:: GIVEN INSTRUCTION ::
Print every entry exactly as written.

** Begin DATA FOR THIS TASK **

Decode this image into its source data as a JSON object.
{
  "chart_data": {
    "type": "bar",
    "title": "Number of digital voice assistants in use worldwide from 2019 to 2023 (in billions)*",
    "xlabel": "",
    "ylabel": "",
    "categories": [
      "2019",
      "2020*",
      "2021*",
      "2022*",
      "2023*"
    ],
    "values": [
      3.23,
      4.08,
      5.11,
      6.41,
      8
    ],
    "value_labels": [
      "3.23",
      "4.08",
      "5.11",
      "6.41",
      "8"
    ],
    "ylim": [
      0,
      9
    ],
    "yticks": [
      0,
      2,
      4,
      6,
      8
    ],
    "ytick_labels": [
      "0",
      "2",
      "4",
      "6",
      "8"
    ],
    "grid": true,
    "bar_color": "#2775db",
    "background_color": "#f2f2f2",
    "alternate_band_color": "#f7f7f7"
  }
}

** End DATA FOR THIS TASK **

:: EXPECTED ANSWER ::
Decode this image into its source data as a JSON object.
{
  "chart_data": {
    "type": "bar",
    "title": "Number of digital voice assistants in use worldwide from 2019 to 2023 (in billions)*",
    "xlabel": "",
    "ylabel": "",
    "categories": [
      "2019",
      "2020*",
      "2021*",
      "2022*",
      "2023*"
    ],
    "values": [
      3.23,
      4.08,
      5.11,
      6.41,
      8
    ],
    "value_labels": [
      "3.23",
      "4.08",
      "5.11",
      "6.41",
      "8"
    ],
    "ylim": [
      0,
      9
    ],
    "yticks": [
      0,
      2,
      4,
      6,
      8
    ],
    "ytick_labels": [
      "0",
      "2",
      "4",
      "6",
      "8"
    ],
    "grid": true,
    "bar_color": "#2775db",
    "background_color": "#f2f2f2",
    "alternate_band_color": "#f7f7f7"
  }
}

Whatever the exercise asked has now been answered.